--- start of RECORDS SHOWN ---
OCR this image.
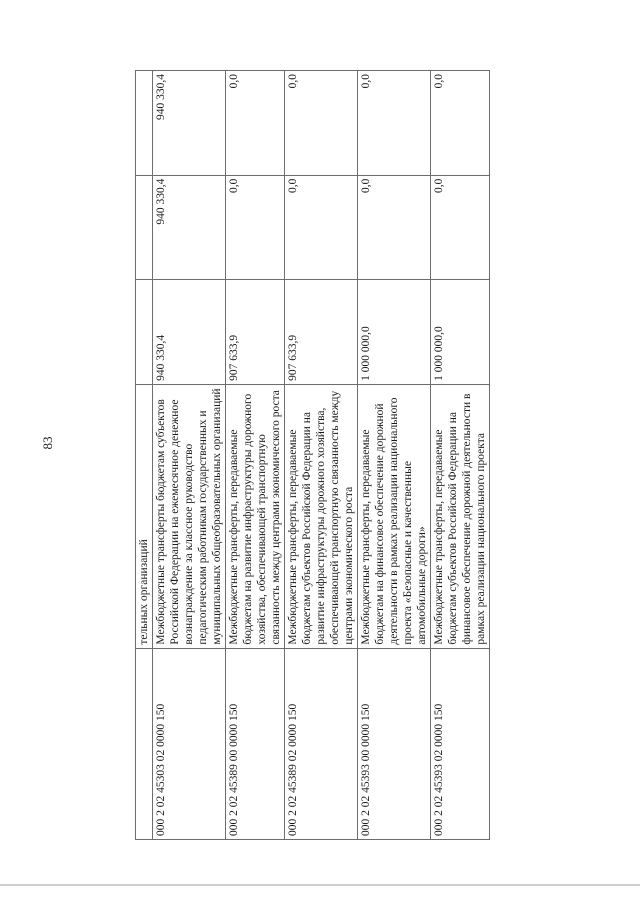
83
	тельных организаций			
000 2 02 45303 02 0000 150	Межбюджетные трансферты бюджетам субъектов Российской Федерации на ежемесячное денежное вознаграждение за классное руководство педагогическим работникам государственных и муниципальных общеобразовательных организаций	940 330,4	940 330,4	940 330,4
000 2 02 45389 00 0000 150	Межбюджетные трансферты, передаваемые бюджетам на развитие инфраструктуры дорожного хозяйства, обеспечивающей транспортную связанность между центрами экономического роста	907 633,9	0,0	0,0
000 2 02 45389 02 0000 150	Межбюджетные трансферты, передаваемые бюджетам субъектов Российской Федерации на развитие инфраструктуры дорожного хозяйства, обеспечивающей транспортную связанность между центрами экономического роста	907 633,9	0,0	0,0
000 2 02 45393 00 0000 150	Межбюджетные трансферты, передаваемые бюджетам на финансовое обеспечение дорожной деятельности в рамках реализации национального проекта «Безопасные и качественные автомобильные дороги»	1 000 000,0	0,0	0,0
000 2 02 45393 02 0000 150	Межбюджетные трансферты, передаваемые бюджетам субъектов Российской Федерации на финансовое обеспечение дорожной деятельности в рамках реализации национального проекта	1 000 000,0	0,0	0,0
--- end of RECORDS SHOWN ---
--- start of RECORDS SHOWN ---
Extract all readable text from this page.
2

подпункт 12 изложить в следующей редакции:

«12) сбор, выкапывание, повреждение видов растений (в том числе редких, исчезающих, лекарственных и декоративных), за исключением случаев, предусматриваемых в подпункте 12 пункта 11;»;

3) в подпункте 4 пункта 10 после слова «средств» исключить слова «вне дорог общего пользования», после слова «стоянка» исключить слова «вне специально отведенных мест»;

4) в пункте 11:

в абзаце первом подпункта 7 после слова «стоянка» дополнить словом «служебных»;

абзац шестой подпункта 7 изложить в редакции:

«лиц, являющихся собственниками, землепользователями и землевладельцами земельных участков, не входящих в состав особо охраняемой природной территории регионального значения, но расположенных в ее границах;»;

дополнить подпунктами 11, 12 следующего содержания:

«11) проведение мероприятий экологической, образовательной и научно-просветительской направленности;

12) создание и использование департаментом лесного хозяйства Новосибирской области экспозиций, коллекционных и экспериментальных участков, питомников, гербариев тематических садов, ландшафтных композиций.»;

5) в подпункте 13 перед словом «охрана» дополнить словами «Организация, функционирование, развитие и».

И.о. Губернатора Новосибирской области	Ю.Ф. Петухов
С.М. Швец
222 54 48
--- end of RECORDS SHOWN ---
--- start of RECORDS SHOWN ---
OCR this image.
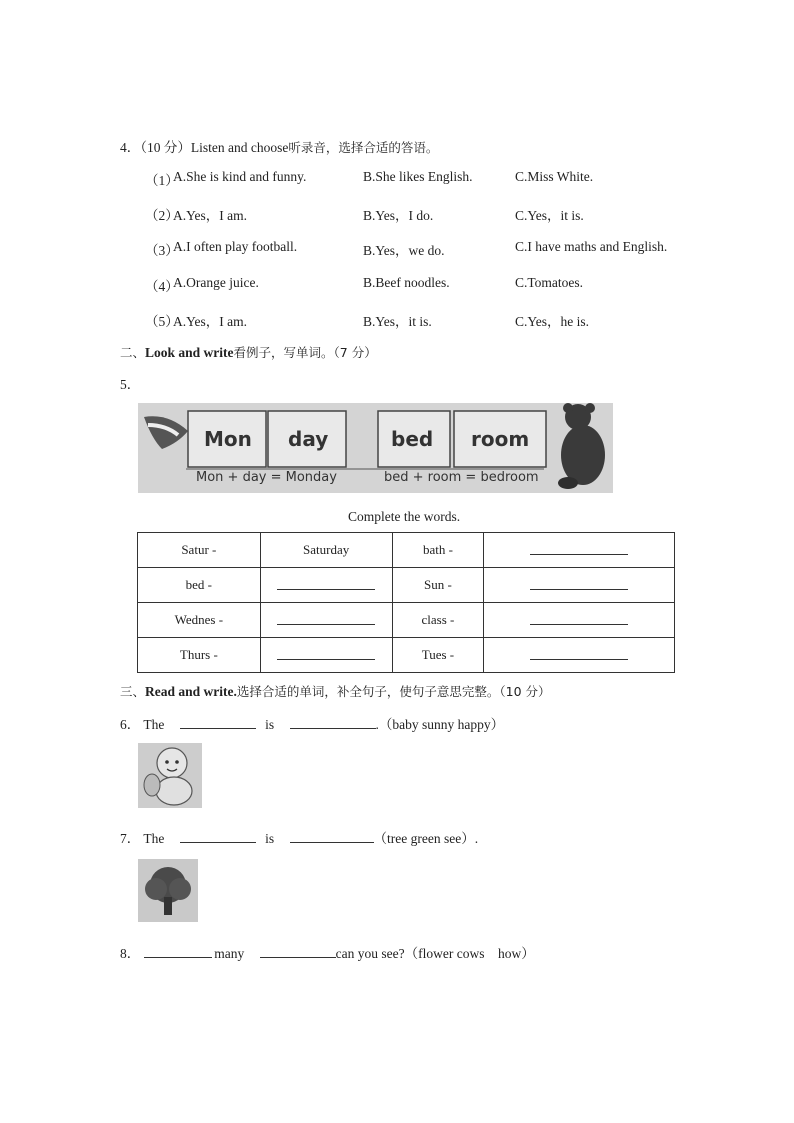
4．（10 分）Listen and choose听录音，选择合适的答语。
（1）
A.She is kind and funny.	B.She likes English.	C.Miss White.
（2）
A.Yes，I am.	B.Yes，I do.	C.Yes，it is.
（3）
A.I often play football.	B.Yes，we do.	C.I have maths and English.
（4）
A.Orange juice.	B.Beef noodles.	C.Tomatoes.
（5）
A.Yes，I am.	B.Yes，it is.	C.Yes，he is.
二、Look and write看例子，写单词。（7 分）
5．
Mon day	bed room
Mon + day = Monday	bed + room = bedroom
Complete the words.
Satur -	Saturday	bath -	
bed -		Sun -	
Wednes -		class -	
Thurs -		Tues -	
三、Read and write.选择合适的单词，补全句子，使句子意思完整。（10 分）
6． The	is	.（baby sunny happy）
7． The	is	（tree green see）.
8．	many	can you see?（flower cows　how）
--- end of RECORDS SHOWN ---
## [GIVEN EXERCISE]
Copy each line of the records containing the string "дорожной".

## [RIGHT ANSWER]
000 2 02 45393 00 0000 150	Межбюджетные трансферты, передаваемые бюджетам на финансовое обеспечение дорожной деятельности в рамках реализации национального проекта «Безопасные и качественные автомобильные дороги»	1 000 000,0	0,0	0,0
000 2 02 45393 02 0000 150	Межбюджетные трансферты, передаваемые бюджетам субъектов Российской Федерации на финансовое обеспечение дорожной деятельности в рамках реализации национального проекта	1 000 000,0	0,0	0,0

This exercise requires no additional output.